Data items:
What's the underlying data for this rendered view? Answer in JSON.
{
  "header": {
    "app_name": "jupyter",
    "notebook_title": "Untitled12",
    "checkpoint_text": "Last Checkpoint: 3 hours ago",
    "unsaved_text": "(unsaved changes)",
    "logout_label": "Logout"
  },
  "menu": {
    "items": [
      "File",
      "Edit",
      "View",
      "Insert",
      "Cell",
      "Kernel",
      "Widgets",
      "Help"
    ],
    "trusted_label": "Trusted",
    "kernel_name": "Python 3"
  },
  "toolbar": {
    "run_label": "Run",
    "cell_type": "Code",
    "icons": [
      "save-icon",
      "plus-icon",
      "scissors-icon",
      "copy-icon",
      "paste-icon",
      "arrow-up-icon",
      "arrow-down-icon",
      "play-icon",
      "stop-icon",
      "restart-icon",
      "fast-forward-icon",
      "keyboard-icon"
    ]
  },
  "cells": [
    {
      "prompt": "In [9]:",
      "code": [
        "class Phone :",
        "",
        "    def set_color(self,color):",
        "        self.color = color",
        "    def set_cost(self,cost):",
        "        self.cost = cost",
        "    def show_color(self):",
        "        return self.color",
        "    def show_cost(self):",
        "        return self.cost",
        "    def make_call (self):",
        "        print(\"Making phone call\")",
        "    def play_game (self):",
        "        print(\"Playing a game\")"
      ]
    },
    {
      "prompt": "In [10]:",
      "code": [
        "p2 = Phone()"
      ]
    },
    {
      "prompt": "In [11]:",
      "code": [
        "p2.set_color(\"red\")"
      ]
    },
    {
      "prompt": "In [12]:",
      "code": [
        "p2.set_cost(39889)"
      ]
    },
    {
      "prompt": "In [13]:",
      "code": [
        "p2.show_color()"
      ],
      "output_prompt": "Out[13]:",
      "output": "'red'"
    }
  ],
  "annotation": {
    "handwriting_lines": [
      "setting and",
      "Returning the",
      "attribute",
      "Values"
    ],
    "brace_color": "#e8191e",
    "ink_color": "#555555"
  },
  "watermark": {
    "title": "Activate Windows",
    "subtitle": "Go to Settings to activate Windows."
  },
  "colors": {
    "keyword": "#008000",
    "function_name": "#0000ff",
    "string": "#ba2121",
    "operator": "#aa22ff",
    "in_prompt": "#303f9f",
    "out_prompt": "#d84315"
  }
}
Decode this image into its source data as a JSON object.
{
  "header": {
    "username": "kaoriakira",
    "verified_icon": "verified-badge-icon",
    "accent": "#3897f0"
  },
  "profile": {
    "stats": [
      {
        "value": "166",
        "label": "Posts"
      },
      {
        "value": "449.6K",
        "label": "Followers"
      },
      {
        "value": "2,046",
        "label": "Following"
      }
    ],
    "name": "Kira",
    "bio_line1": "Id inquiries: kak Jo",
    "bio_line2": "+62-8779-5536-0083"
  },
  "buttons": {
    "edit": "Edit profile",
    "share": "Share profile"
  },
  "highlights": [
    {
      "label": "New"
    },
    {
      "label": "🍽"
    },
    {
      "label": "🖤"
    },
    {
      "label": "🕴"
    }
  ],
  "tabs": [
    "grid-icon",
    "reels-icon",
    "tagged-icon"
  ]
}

● **Required work**: Your task is to retype all the records above with nothing left out.

● **Exercise output**:
What's the underlying data for this rendered view? Answer in JSON.
{
  "header": {
    "app_name": "jupyter",
    "notebook_title": "Untitled12",
    "checkpoint_text": "Last Checkpoint: 3 hours ago",
    "unsaved_text": "(unsaved changes)",
    "logout_label": "Logout"
  },
  "menu": {
    "items": [
      "File",
      "Edit",
      "View",
      "Insert",
      "Cell",
      "Kernel",
      "Widgets",
      "Help"
    ],
    "trusted_label": "Trusted",
    "kernel_name": "Python 3"
  },
  "toolbar": {
    "run_label": "Run",
    "cell_type": "Code",
    "icons": [
      "save-icon",
      "plus-icon",
      "scissors-icon",
      "copy-icon",
      "paste-icon",
      "arrow-up-icon",
      "arrow-down-icon",
      "play-icon",
      "stop-icon",
      "restart-icon",
      "fast-forward-icon",
      "keyboard-icon"
    ]
  },
  "cells": [
    {
      "prompt": "In [9]:",
      "code": [
        "class Phone :",
        "",
        "    def set_color(self,color):",
        "        self.color = color",
        "    def set_cost(self,cost):",
        "        self.cost = cost",
        "    def show_color(self):",
        "        return self.color",
        "    def show_cost(self):",
        "        return self.cost",
        "    def make_call (self):",
        "        print(\"Making phone call\")",
        "    def play_game (self):",
        "        print(\"Playing a game\")"
      ]
    },
    {
      "prompt": "In [10]:",
      "code": [
        "p2 = Phone()"
      ]
    },
    {
      "prompt": "In [11]:",
      "code": [
        "p2.set_color(\"red\")"
      ]
    },
    {
      "prompt": "In [12]:",
      "code": [
        "p2.set_cost(39889)"
      ]
    },
    {
      "prompt": "In [13]:",
      "code": [
        "p2.show_color()"
      ],
      "output_prompt": "Out[13]:",
      "output": "'red'"
    }
  ],
  "annotation": {
    "handwriting_lines": [
      "setting and",
      "Returning the",
      "attribute",
      "Values"
    ],
    "brace_color": "#e8191e",
    "ink_color": "#555555"
  },
  "watermark": {
    "title": "Activate Windows",
    "subtitle": "Go to Settings to activate Windows."
  },
  "colors": {
    "keyword": "#008000",
    "function_name": "#0000ff",
    "string": "#ba2121",
    "operator": "#aa22ff",
    "in_prompt": "#303f9f",
    "out_prompt": "#d84315"
  }
}
Decode this image into its source data as a JSON object.
{
  "header": {
    "username": "kaoriakira",
    "verified_icon": "verified-badge-icon",
    "accent": "#3897f0"
  },
  "profile": {
    "stats": [
      {
        "value": "166",
        "label": "Posts"
      },
      {
        "value": "449.6K",
        "label": "Followers"
      },
      {
        "value": "2,046",
        "label": "Following"
      }
    ],
    "name": "Kira",
    "bio_line1": "Id inquiries: kak Jo",
    "bio_line2": "+62-8779-5536-0083"
  },
  "buttons": {
    "edit": "Edit profile",
    "share": "Share profile"
  },
  "highlights": [
    {
      "label": "New"
    },
    {
      "label": "🍽"
    },
    {
      "label": "🖤"
    },
    {
      "label": "🕴"
    }
  ],
  "tabs": [
    "grid-icon",
    "reels-icon",
    "tagged-icon"
  ]
}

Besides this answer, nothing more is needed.